**Given instruction**
Determine how many lines contain the string "operation" and reply with that number alone.

**Data to process**
——
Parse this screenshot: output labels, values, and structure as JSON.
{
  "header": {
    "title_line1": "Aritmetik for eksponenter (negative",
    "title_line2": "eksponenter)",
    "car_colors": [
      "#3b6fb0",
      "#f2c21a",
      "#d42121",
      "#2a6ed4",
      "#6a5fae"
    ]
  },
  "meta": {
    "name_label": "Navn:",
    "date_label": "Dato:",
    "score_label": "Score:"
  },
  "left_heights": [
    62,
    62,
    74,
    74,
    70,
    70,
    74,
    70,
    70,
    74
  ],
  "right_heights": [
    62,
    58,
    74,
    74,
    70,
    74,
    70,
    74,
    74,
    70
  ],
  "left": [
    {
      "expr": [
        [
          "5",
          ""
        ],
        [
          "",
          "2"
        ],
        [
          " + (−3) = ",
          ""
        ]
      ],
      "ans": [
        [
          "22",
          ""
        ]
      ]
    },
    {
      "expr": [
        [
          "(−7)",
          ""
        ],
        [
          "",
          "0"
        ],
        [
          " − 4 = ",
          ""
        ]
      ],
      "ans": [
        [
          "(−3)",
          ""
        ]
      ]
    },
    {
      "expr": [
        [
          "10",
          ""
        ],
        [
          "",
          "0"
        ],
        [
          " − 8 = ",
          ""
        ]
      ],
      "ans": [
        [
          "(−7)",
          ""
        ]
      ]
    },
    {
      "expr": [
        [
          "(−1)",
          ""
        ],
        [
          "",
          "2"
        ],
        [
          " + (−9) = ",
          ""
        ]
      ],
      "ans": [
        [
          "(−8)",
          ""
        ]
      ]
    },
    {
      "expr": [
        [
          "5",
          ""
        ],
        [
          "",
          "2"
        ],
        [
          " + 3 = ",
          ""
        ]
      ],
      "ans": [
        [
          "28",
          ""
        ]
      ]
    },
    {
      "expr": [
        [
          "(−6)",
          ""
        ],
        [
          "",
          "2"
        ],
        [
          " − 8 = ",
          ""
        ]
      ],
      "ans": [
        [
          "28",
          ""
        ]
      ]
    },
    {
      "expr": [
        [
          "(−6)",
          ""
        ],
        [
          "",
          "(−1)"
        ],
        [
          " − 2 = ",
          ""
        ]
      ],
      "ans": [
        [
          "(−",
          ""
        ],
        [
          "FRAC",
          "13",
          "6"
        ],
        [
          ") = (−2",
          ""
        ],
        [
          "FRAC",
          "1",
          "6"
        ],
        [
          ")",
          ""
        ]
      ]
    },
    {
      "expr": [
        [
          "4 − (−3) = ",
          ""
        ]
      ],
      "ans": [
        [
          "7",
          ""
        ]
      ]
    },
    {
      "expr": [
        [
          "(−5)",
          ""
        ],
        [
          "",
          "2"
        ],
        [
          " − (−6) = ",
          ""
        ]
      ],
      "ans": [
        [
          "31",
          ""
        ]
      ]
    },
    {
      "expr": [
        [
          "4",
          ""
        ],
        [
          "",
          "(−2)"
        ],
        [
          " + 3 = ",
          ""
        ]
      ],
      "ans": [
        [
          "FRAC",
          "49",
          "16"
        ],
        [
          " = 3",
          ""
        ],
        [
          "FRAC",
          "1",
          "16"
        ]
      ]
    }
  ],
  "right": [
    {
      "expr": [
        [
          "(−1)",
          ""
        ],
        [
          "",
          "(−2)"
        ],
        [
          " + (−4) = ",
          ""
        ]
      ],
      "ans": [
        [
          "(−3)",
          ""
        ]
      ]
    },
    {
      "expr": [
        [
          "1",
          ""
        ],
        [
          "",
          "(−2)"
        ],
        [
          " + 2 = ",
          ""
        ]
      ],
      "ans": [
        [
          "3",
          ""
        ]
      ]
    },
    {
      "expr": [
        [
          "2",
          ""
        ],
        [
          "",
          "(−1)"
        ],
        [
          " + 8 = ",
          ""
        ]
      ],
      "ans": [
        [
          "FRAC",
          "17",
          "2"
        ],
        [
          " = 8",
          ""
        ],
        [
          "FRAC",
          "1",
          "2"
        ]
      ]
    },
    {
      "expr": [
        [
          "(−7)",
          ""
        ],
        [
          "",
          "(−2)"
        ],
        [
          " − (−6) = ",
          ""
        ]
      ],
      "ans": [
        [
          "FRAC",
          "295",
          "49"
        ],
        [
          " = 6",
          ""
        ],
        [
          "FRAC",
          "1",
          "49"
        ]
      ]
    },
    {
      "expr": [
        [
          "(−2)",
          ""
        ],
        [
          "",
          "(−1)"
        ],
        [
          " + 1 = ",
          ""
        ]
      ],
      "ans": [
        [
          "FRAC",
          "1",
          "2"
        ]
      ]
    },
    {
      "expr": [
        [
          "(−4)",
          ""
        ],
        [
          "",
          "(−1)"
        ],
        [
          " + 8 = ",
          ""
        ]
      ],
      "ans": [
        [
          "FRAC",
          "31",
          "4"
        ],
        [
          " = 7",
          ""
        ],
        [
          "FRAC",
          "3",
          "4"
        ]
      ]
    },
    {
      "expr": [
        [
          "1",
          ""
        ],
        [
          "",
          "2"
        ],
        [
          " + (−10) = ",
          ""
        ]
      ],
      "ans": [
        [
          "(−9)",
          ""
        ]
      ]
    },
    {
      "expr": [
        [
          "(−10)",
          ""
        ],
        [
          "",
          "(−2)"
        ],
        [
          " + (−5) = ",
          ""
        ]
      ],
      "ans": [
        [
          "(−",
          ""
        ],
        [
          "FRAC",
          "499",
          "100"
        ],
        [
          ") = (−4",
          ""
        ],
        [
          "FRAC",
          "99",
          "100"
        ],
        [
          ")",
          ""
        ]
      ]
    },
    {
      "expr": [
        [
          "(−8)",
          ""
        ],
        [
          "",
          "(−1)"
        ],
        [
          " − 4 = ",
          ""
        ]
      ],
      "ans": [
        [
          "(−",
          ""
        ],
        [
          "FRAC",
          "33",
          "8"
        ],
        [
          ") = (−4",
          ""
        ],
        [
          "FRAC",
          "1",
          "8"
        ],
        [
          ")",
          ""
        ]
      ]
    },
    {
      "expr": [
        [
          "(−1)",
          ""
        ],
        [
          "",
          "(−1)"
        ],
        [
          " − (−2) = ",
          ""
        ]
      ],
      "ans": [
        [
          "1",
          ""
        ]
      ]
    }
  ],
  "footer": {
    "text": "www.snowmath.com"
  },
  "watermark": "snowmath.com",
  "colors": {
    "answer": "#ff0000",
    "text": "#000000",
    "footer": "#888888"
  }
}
——
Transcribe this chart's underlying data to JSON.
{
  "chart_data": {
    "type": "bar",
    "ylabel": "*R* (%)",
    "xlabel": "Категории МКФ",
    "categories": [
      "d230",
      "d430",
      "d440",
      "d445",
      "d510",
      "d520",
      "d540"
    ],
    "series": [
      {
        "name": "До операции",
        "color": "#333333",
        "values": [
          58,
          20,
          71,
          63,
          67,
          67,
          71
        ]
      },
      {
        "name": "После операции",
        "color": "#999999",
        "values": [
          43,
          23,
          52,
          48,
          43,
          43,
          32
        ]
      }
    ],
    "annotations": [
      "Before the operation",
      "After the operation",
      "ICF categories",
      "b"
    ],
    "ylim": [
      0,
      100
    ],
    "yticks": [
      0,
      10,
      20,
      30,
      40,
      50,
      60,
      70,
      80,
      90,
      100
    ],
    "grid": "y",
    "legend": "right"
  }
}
——
**Solution to the exercise**
2